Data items

■ ■ ■ ■ ■ ■ ■

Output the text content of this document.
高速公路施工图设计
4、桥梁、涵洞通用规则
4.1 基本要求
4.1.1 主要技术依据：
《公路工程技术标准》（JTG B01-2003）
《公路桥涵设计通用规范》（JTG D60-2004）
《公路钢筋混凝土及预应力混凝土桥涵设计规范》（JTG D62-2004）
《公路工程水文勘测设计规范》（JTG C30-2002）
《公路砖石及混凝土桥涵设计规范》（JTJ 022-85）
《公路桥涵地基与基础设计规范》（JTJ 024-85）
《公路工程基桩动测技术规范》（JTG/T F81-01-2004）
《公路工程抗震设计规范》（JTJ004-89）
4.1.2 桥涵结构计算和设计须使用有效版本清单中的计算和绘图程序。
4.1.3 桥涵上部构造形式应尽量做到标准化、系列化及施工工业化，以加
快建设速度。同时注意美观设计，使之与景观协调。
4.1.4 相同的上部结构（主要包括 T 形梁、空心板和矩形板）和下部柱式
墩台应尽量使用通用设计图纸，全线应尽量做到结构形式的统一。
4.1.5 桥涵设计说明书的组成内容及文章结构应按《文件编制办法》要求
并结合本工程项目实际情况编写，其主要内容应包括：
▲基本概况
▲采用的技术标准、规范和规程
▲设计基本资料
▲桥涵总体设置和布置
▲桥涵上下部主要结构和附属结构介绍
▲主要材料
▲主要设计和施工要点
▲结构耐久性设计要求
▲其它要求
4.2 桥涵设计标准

■ ■ ■ ■ ■ ■ ■

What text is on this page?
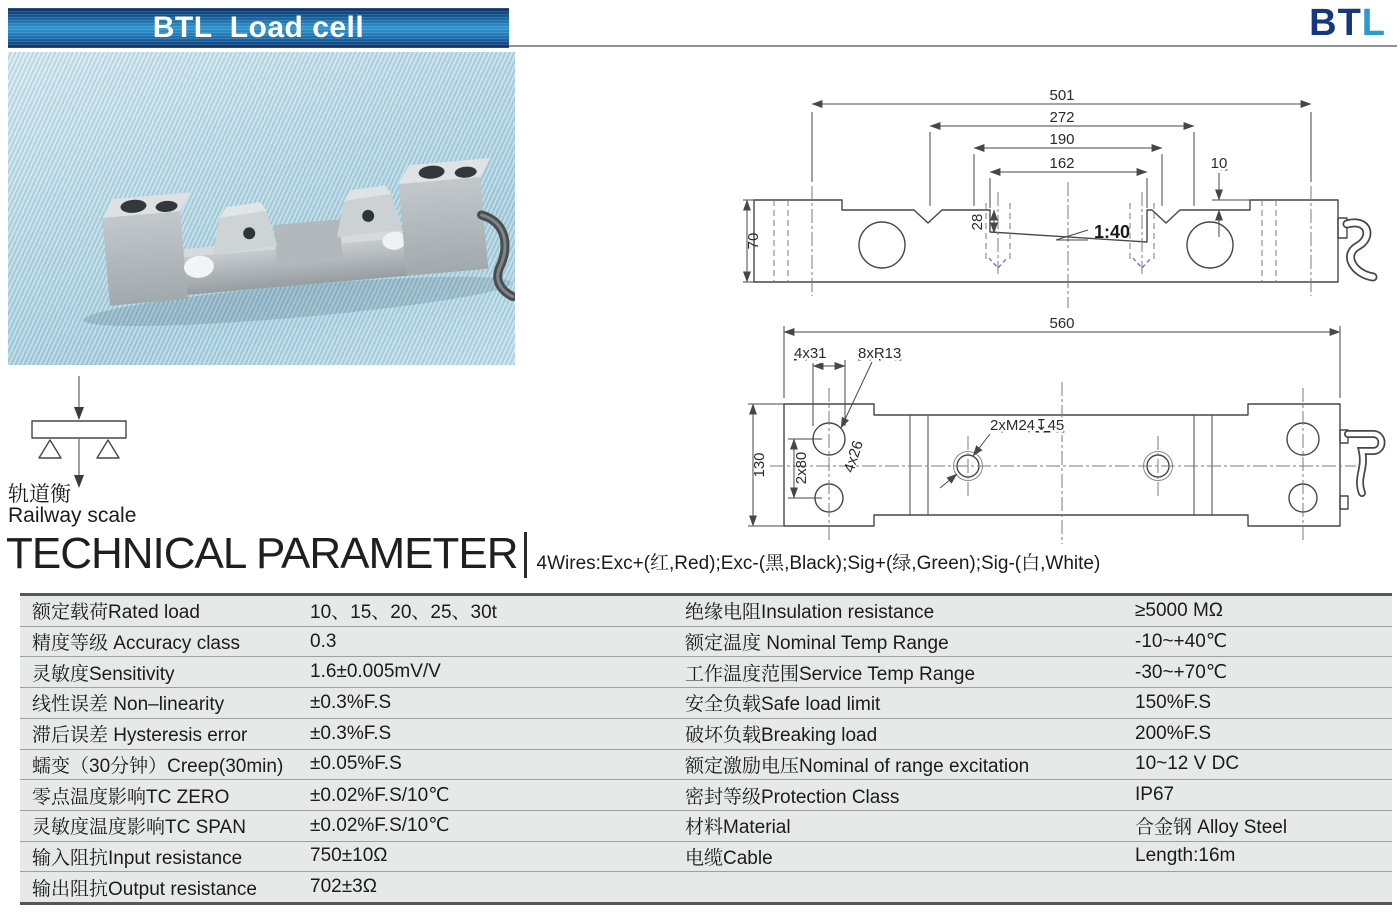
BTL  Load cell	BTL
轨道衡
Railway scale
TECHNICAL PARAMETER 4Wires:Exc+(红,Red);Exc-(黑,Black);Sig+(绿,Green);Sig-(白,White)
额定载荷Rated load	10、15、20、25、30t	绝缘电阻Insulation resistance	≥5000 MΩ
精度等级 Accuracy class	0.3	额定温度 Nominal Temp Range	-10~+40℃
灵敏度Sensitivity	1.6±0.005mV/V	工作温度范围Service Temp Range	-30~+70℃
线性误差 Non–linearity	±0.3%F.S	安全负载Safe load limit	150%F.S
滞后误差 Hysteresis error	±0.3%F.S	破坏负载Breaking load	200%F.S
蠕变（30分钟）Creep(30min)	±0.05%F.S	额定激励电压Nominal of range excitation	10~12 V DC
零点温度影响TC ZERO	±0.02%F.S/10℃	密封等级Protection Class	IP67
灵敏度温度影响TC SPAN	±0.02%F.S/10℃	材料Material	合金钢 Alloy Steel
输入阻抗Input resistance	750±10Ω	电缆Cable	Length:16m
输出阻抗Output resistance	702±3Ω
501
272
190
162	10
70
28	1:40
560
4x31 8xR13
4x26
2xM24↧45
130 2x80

■ ■ ■ ■ ■ ■ ■

— TASK —
Pull every line containing "Temp" from the material above.

— WORKED SOLUTION —
精度等级 Accuracy class	0.3	额定温度 Nominal Temp Range	-10~+40℃
灵敏度Sensitivity	1.6±0.005mV/V	工作温度范围Service Temp Range	-30~+70℃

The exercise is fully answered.